* [WHAT TO DO]
Reproduce the records below exactly as they appear.

====== ENTRIES SHOWN

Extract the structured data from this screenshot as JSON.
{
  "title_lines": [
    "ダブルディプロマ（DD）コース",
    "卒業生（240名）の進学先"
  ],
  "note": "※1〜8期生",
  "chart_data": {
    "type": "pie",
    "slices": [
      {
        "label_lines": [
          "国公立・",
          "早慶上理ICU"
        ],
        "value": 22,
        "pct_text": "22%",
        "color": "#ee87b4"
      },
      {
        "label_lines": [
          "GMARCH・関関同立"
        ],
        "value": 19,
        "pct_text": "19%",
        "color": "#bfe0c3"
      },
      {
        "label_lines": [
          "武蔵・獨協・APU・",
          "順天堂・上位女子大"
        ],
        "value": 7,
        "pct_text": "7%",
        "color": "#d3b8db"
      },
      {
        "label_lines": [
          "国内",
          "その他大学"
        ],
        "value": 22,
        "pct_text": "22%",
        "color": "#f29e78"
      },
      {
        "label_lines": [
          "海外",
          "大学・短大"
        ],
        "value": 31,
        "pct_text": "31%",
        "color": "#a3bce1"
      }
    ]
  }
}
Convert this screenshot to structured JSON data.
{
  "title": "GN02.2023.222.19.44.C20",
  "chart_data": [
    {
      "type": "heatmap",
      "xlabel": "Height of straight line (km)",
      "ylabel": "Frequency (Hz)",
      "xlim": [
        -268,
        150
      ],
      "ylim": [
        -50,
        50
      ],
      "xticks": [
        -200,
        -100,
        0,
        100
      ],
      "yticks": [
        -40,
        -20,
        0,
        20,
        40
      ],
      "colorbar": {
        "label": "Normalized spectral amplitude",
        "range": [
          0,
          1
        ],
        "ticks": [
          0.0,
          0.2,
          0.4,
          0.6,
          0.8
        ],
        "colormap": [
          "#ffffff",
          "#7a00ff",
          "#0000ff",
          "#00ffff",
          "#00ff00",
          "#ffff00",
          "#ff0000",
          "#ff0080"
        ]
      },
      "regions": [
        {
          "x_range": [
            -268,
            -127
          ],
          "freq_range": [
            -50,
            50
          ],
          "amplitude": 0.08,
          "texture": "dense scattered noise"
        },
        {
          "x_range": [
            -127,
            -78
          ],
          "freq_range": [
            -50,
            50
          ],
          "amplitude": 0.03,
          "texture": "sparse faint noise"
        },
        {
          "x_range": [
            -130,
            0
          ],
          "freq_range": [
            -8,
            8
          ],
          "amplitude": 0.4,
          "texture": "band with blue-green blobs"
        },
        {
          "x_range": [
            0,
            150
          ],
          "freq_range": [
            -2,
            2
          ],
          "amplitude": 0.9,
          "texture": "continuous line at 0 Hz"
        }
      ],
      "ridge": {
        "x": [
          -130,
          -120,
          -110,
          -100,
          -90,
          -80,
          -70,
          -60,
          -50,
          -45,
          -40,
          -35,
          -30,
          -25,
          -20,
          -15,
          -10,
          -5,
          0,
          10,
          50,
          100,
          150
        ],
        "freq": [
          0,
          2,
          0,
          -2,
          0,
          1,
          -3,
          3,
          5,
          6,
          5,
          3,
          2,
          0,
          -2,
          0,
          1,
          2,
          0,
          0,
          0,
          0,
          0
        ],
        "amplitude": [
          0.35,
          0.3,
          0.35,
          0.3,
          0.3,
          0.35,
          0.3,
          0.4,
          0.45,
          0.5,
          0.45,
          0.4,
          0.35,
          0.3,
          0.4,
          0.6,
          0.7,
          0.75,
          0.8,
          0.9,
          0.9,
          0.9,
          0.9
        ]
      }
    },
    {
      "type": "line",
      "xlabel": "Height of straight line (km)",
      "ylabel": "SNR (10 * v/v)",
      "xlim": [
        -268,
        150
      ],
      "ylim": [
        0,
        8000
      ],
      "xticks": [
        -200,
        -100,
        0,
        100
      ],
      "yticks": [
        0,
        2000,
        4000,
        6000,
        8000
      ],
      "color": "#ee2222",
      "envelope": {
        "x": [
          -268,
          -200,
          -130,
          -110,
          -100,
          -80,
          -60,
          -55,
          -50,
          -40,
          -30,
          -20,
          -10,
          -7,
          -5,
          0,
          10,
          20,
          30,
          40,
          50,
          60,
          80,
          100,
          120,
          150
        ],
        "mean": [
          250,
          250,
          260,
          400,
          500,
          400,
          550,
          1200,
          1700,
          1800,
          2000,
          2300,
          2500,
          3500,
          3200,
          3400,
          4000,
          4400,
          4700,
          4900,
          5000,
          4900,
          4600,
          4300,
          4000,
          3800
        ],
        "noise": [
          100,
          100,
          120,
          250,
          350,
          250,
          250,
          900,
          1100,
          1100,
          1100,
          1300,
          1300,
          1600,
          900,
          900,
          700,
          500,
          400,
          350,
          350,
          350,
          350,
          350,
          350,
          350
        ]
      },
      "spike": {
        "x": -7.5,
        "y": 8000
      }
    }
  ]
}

============

* [TASK SOLUTION]
Extract the structured data from this screenshot as JSON.
{
  "title_lines": [
    "ダブルディプロマ（DD）コース",
    "卒業生（240名）の進学先"
  ],
  "note": "※1〜8期生",
  "chart_data": {
    "type": "pie",
    "slices": [
      {
        "label_lines": [
          "国公立・",
          "早慶上理ICU"
        ],
        "value": 22,
        "pct_text": "22%",
        "color": "#ee87b4"
      },
      {
        "label_lines": [
          "GMARCH・関関同立"
        ],
        "value": 19,
        "pct_text": "19%",
        "color": "#bfe0c3"
      },
      {
        "label_lines": [
          "武蔵・獨協・APU・",
          "順天堂・上位女子大"
        ],
        "value": 7,
        "pct_text": "7%",
        "color": "#d3b8db"
      },
      {
        "label_lines": [
          "国内",
          "その他大学"
        ],
        "value": 22,
        "pct_text": "22%",
        "color": "#f29e78"
      },
      {
        "label_lines": [
          "海外",
          "大学・短大"
        ],
        "value": 31,
        "pct_text": "31%",
        "color": "#a3bce1"
      }
    ]
  }
}
Convert this screenshot to structured JSON data.
{
  "title": "GN02.2023.222.19.44.C20",
  "chart_data": [
    {
      "type": "heatmap",
      "xlabel": "Height of straight line (km)",
      "ylabel": "Frequency (Hz)",
      "xlim": [
        -268,
        150
      ],
      "ylim": [
        -50,
        50
      ],
      "xticks": [
        -200,
        -100,
        0,
        100
      ],
      "yticks": [
        -40,
        -20,
        0,
        20,
        40
      ],
      "colorbar": {
        "label": "Normalized spectral amplitude",
        "range": [
          0,
          1
        ],
        "ticks": [
          0.0,
          0.2,
          0.4,
          0.6,
          0.8
        ],
        "colormap": [
          "#ffffff",
          "#7a00ff",
          "#0000ff",
          "#00ffff",
          "#00ff00",
          "#ffff00",
          "#ff0000",
          "#ff0080"
        ]
      },
      "regions": [
        {
          "x_range": [
            -268,
            -127
          ],
          "freq_range": [
            -50,
            50
          ],
          "amplitude": 0.08,
          "texture": "dense scattered noise"
        },
        {
          "x_range": [
            -127,
            -78
          ],
          "freq_range": [
            -50,
            50
          ],
          "amplitude": 0.03,
          "texture": "sparse faint noise"
        },
        {
          "x_range": [
            -130,
            0
          ],
          "freq_range": [
            -8,
            8
          ],
          "amplitude": 0.4,
          "texture": "band with blue-green blobs"
        },
        {
          "x_range": [
            0,
            150
          ],
          "freq_range": [
            -2,
            2
          ],
          "amplitude": 0.9,
          "texture": "continuous line at 0 Hz"
        }
      ],
      "ridge": {
        "x": [
          -130,
          -120,
          -110,
          -100,
          -90,
          -80,
          -70,
          -60,
          -50,
          -45,
          -40,
          -35,
          -30,
          -25,
          -20,
          -15,
          -10,
          -5,
          0,
          10,
          50,
          100,
          150
        ],
        "freq": [
          0,
          2,
          0,
          -2,
          0,
          1,
          -3,
          3,
          5,
          6,
          5,
          3,
          2,
          0,
          -2,
          0,
          1,
          2,
          0,
          0,
          0,
          0,
          0
        ],
        "amplitude": [
          0.35,
          0.3,
          0.35,
          0.3,
          0.3,
          0.35,
          0.3,
          0.4,
          0.45,
          0.5,
          0.45,
          0.4,
          0.35,
          0.3,
          0.4,
          0.6,
          0.7,
          0.75,
          0.8,
          0.9,
          0.9,
          0.9,
          0.9
        ]
      }
    },
    {
      "type": "line",
      "xlabel": "Height of straight line (km)",
      "ylabel": "SNR (10 * v/v)",
      "xlim": [
        -268,
        150
      ],
      "ylim": [
        0,
        8000
      ],
      "xticks": [
        -200,
        -100,
        0,
        100
      ],
      "yticks": [
        0,
        2000,
        4000,
        6000,
        8000
      ],
      "color": "#ee2222",
      "envelope": {
        "x": [
          -268,
          -200,
          -130,
          -110,
          -100,
          -80,
          -60,
          -55,
          -50,
          -40,
          -30,
          -20,
          -10,
          -7,
          -5,
          0,
          10,
          20,
          30,
          40,
          50,
          60,
          80,
          100,
          120,
          150
        ],
        "mean": [
          250,
          250,
          260,
          400,
          500,
          400,
          550,
          1200,
          1700,
          1800,
          2000,
          2300,
          2500,
          3500,
          3200,
          3400,
          4000,
          4400,
          4700,
          4900,
          5000,
          4900,
          4600,
          4300,
          4000,
          3800
        ],
        "noise": [
          100,
          100,
          120,
          250,
          350,
          250,
          250,
          900,
          1100,
          1100,
          1100,
          1300,
          1300,
          1600,
          900,
          900,
          700,
          500,
          400,
          350,
          350,
          350,
          350,
          350,
          350,
          350
        ]
      },
      "spike": {
        "x": -7.5,
        "y": 8000
      }
    }
  ]
}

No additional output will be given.